Rewrite every one of the records below as a numbered list, leaving out any blank lines.

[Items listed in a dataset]
______
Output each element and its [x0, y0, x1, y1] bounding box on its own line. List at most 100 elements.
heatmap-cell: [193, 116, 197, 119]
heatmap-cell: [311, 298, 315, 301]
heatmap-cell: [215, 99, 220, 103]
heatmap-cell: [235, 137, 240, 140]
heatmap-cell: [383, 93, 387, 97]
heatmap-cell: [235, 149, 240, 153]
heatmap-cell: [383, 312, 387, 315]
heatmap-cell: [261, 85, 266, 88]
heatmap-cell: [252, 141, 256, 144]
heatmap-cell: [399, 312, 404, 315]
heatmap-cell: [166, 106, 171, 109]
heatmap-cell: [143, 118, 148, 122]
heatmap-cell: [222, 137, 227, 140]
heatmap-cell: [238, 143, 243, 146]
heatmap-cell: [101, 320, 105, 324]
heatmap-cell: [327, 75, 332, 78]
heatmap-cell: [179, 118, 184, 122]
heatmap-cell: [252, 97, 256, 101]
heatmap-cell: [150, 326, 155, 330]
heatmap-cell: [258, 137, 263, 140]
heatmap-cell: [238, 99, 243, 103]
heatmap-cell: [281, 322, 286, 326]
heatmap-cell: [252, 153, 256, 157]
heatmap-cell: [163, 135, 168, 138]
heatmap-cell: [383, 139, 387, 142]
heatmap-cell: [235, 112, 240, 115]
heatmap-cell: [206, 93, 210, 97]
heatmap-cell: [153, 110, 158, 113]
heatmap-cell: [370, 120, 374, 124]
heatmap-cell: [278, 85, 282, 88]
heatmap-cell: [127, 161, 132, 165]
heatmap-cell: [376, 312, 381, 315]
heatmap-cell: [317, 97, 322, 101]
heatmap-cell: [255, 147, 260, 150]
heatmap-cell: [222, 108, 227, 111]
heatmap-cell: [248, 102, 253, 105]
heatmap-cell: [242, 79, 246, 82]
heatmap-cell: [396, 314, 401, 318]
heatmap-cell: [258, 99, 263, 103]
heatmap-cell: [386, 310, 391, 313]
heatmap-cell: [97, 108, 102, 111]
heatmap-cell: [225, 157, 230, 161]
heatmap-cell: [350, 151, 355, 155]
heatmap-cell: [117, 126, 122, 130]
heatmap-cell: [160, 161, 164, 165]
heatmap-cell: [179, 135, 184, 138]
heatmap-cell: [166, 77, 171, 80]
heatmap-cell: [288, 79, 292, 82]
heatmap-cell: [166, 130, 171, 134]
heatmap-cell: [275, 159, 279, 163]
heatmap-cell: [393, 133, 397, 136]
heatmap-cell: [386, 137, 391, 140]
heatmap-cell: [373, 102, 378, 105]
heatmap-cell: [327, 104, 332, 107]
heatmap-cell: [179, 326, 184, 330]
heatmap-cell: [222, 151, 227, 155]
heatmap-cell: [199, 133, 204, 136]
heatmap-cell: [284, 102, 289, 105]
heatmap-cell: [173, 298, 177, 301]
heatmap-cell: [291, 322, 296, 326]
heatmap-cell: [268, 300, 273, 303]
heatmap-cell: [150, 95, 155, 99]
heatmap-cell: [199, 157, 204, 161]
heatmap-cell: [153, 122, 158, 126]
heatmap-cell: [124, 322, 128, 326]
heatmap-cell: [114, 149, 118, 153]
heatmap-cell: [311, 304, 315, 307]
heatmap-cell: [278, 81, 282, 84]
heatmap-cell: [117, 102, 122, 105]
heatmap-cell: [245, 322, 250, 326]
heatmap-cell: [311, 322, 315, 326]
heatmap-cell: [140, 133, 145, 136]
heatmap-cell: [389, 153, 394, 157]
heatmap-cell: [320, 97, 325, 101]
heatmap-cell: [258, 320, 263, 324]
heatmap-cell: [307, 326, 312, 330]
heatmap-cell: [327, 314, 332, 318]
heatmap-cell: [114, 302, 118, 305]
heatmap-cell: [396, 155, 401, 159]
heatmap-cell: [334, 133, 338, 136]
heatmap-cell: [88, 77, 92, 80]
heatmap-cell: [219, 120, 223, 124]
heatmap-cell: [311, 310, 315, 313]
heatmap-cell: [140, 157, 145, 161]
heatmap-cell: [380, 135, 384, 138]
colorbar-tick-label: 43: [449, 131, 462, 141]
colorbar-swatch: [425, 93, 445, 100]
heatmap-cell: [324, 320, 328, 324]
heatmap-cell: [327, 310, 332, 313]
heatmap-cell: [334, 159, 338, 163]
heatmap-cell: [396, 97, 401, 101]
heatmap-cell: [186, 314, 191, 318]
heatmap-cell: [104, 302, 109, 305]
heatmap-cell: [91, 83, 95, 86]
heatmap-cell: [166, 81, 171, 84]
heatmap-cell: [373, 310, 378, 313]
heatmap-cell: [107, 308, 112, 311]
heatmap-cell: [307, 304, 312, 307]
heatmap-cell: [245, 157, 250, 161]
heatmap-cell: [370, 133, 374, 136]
______
-- Correct result --
1. Output each element and its [x0, y0, x1, y1] bounding box on its own line. List at most 100 elements.
2. heatmap-cell: [193, 116, 197, 119]
3. heatmap-cell: [311, 298, 315, 301]
4. heatmap-cell: [215, 99, 220, 103]
5. heatmap-cell: [235, 137, 240, 140]
6. heatmap-cell: [383, 93, 387, 97]
7. heatmap-cell: [235, 149, 240, 153]
8. heatmap-cell: [383, 312, 387, 315]
9. heatmap-cell: [261, 85, 266, 88]
10. heatmap-cell: [252, 141, 256, 144]
11. heatmap-cell: [399, 312, 404, 315]
12. heatmap-cell: [166, 106, 171, 109]
13. heatmap-cell: [143, 118, 148, 122]
14. heatmap-cell: [222, 137, 227, 140]
15. heatmap-cell: [238, 143, 243, 146]
16. heatmap-cell: [101, 320, 105, 324]
17. heatmap-cell: [327, 75, 332, 78]
18. heatmap-cell: [179, 118, 184, 122]
19. heatmap-cell: [252, 97, 256, 101]
20. heatmap-cell: [150, 326, 155, 330]
21. heatmap-cell: [258, 137, 263, 140]
22. heatmap-cell: [238, 99, 243, 103]
23. heatmap-cell: [281, 322, 286, 326]
24. heatmap-cell: [252, 153, 256, 157]
25. heatmap-cell: [163, 135, 168, 138]
26. heatmap-cell: [383, 139, 387, 142]
27. heatmap-cell: [235, 112, 240, 115]
28. heatmap-cell: [206, 93, 210, 97]
29. heatmap-cell: [153, 110, 158, 113]
30. heatmap-cell: [370, 120, 374, 124]
31. heatmap-cell: [278, 85, 282, 88]
32. heatmap-cell: [127, 161, 132, 165]
33. heatmap-cell: [376, 312, 381, 315]
34. heatmap-cell: [317, 97, 322, 101]
35. heatmap-cell: [255, 147, 260, 150]
36. heatmap-cell: [222, 108, 227, 111]
37. heatmap-cell: [248, 102, 253, 105]
38. heatmap-cell: [242, 79, 246, 82]
39. heatmap-cell: [396, 314, 401, 318]
40. heatmap-cell: [258, 99, 263, 103]
41. heatmap-cell: [386, 310, 391, 313]
42. heatmap-cell: [97, 108, 102, 111]
43. heatmap-cell: [225, 157, 230, 161]
44. heatmap-cell: [350, 151, 355, 155]
45. heatmap-cell: [117, 126, 122, 130]
46. heatmap-cell: [160, 161, 164, 165]
47. heatmap-cell: [179, 135, 184, 138]
48. heatmap-cell: [166, 77, 171, 80]
49. heatmap-cell: [288, 79, 292, 82]
50. heatmap-cell: [166, 130, 171, 134]
51. heatmap-cell: [275, 159, 279, 163]
52. heatmap-cell: [393, 133, 397, 136]
53. heatmap-cell: [386, 137, 391, 140]
54. heatmap-cell: [373, 102, 378, 105]
55. heatmap-cell: [327, 104, 332, 107]
56. heatmap-cell: [179, 326, 184, 330]
57. heatmap-cell: [222, 151, 227, 155]
58. heatmap-cell: [199, 133, 204, 136]
59. heatmap-cell: [284, 102, 289, 105]
60. heatmap-cell: [173, 298, 177, 301]
61. heatmap-cell: [291, 322, 296, 326]
62. heatmap-cell: [268, 300, 273, 303]
63. heatmap-cell: [150, 95, 155, 99]
64. heatmap-cell: [199, 157, 204, 161]
65. heatmap-cell: [153, 122, 158, 126]
66. heatmap-cell: [124, 322, 128, 326]
67. heatmap-cell: [114, 149, 118, 153]
68. heatmap-cell: [311, 304, 315, 307]
69. heatmap-cell: [278, 81, 282, 84]
70. heatmap-cell: [117, 102, 122, 105]
71. heatmap-cell: [245, 322, 250, 326]
72. heatmap-cell: [311, 322, 315, 326]
73. heatmap-cell: [140, 133, 145, 136]
74. heatmap-cell: [389, 153, 394, 157]
75. heatmap-cell: [320, 97, 325, 101]
76. heatmap-cell: [258, 320, 263, 324]
77. heatmap-cell: [307, 326, 312, 330]
78. heatmap-cell: [327, 314, 332, 318]
79. heatmap-cell: [114, 302, 118, 305]
80. heatmap-cell: [396, 155, 401, 159]
81. heatmap-cell: [334, 133, 338, 136]
82. heatmap-cell: [88, 77, 92, 80]
83. heatmap-cell: [219, 120, 223, 124]
84. heatmap-cell: [311, 310, 315, 313]
85. heatmap-cell: [140, 157, 145, 161]
86. heatmap-cell: [380, 135, 384, 138]
87. colorbar-tick-label: 43: [449, 131, 462, 141]
88. colorbar-swatch: [425, 93, 445, 100]
89. heatmap-cell: [324, 320, 328, 324]
90. heatmap-cell: [327, 310, 332, 313]
91. heatmap-cell: [334, 159, 338, 163]
92. heatmap-cell: [396, 97, 401, 101]
93. heatmap-cell: [186, 314, 191, 318]
94. heatmap-cell: [104, 302, 109, 305]
95. heatmap-cell: [91, 83, 95, 86]
96. heatmap-cell: [166, 81, 171, 84]
97. heatmap-cell: [373, 310, 378, 313]
98. heatmap-cell: [107, 308, 112, 311]
99. heatmap-cell: [307, 304, 312, 307]
100. heatmap-cell: [245, 157, 250, 161]
101. heatmap-cell: [370, 133, 374, 136]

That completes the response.